> **OBJECTIVE**: Quote the records that follow in full and exactly; leave out the pictures.

> **MATERIAL FOR THIS EXERCISE**:
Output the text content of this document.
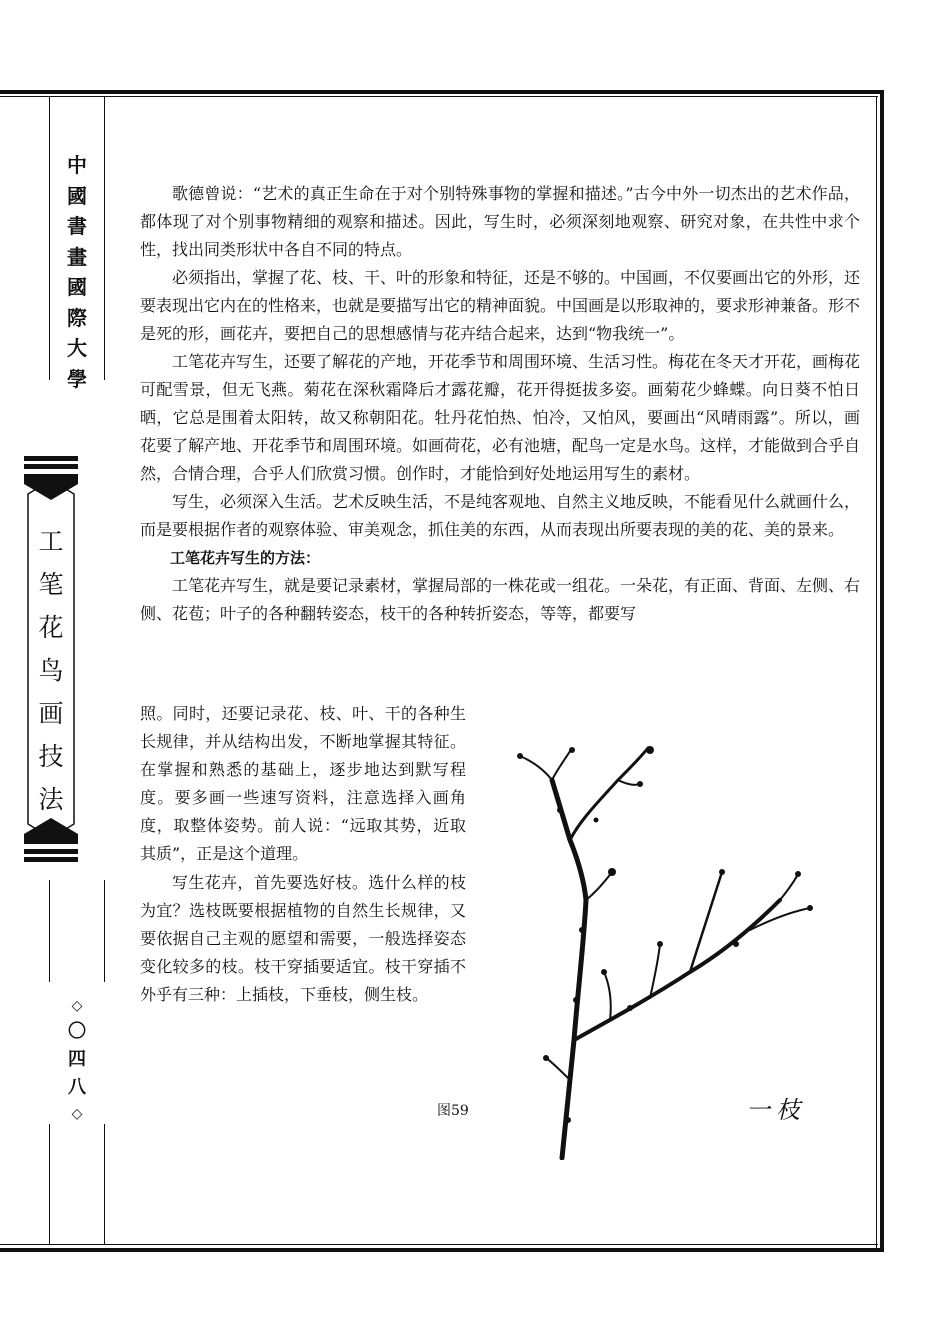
中
國
書
畫
國
際
大
學
工
笔
花
鸟
画
技
法
◇
〇
四
八
◇

歌德曾说：“艺术的真正生命在于对个别特殊事物的掌握和描述。”古今中外一切杰出的艺术作品，都体现了对个别事物精细的观察和描述。因此，写生时，必须深刻地观察、研究对象，在共性中求个性，找出同类形状中各自不同的特点。

必须指出，掌握了花、枝、干、叶的形象和特征，还是不够的。中国画，不仅要画出它的外形，还要表现出它内在的性格来，也就是要描写出它的精神面貌。中国画是以形取神的，要求形神兼备。形不是死的形，画花卉，要把自己的思想感情与花卉结合起来，达到“物我统一”。

工笔花卉写生，还要了解花的产地，开花季节和周围环境、生活习性。梅花在冬天才开花，画梅花可配雪景，但无飞燕。菊花在深秋霜降后才露花瓣，花开得挺拔多姿。画菊花少蜂蝶。向日葵不怕日晒，它总是围着太阳转，故又称朝阳花。牡丹花怕热、怕冷，又怕风，要画出“风晴雨露”。所以，画花要了解产地、开花季节和周围环境。如画荷花，必有池塘，配鸟一定是水鸟。这样，才能做到合乎自然，合情合理，合乎人们欣赏习惯。创作时，才能恰到好处地运用写生的素材。

写生，必须深入生活。艺术反映生活，不是纯客观地、自然主义地反映，不能看见什么就画什么，而是要根据作者的观察体验、审美观念，抓住美的东西，从而表现出所要表现的美的花、美的景来。

工笔花卉写生的方法：

工笔花卉写生，就是要记录素材，掌握局部的一株花或一组花。一朵花，有正面、背面、左侧、右侧、花苞；叶子的各种翻转姿态，枝干的各种转折姿态，等等，都要写

照。同时，还要记录花、枝、叶、干的各种生长规律，并从结构出发，不断地掌握其特征。在掌握和熟悉的基础上，逐步地达到默写程度。要多画一些速写资料，注意选择入画角度，取整体姿势。前人说：“远取其势，近取其质”，正是这个道理。

写生花卉，首先要选好枝。选什么样的枝为宜？选枝既要根据植物的自然生长规律，又要依据自己主观的愿望和需要，一般选择姿态变化较多的枝。枝干穿插要适宜。枝干穿插不外乎有三种：上插枝，下垂枝，侧生枝。

图59	一枝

> **RESULT FOR THIS EXERCISE**:
Output the text content of this document.
中
國
書
畫
國
際
大
學
工
笔
花
鸟
画
技
法
◇
〇
四
八
◇

歌德曾说：“艺术的真正生命在于对个别特殊事物的掌握和描述。”古今中外一切杰出的艺术作品，都体现了对个别事物精细的观察和描述。因此，写生时，必须深刻地观察、研究对象，在共性中求个性，找出同类形状中各自不同的特点。

必须指出，掌握了花、枝、干、叶的形象和特征，还是不够的。中国画，不仅要画出它的外形，还要表现出它内在的性格来，也就是要描写出它的精神面貌。中国画是以形取神的，要求形神兼备。形不是死的形，画花卉，要把自己的思想感情与花卉结合起来，达到“物我统一”。

工笔花卉写生，还要了解花的产地，开花季节和周围环境、生活习性。梅花在冬天才开花，画梅花可配雪景，但无飞燕。菊花在深秋霜降后才露花瓣，花开得挺拔多姿。画菊花少蜂蝶。向日葵不怕日晒，它总是围着太阳转，故又称朝阳花。牡丹花怕热、怕冷，又怕风，要画出“风晴雨露”。所以，画花要了解产地、开花季节和周围环境。如画荷花，必有池塘，配鸟一定是水鸟。这样，才能做到合乎自然，合情合理，合乎人们欣赏习惯。创作时，才能恰到好处地运用写生的素材。

写生，必须深入生活。艺术反映生活，不是纯客观地、自然主义地反映，不能看见什么就画什么，而是要根据作者的观察体验、审美观念，抓住美的东西，从而表现出所要表现的美的花、美的景来。

工笔花卉写生的方法：

工笔花卉写生，就是要记录素材，掌握局部的一株花或一组花。一朵花，有正面、背面、左侧、右侧、花苞；叶子的各种翻转姿态，枝干的各种转折姿态，等等，都要写

照。同时，还要记录花、枝、叶、干的各种生长规律，并从结构出发，不断地掌握其特征。在掌握和熟悉的基础上，逐步地达到默写程度。要多画一些速写资料，注意选择入画角度，取整体姿势。前人说：“远取其势，近取其质”，正是这个道理。

写生花卉，首先要选好枝。选什么样的枝为宜？选枝既要根据植物的自然生长规律，又要依据自己主观的愿望和需要，一般选择姿态变化较多的枝。枝干穿插要适宜。枝干穿插不外乎有三种：上插枝，下垂枝，侧生枝。

图59	一枝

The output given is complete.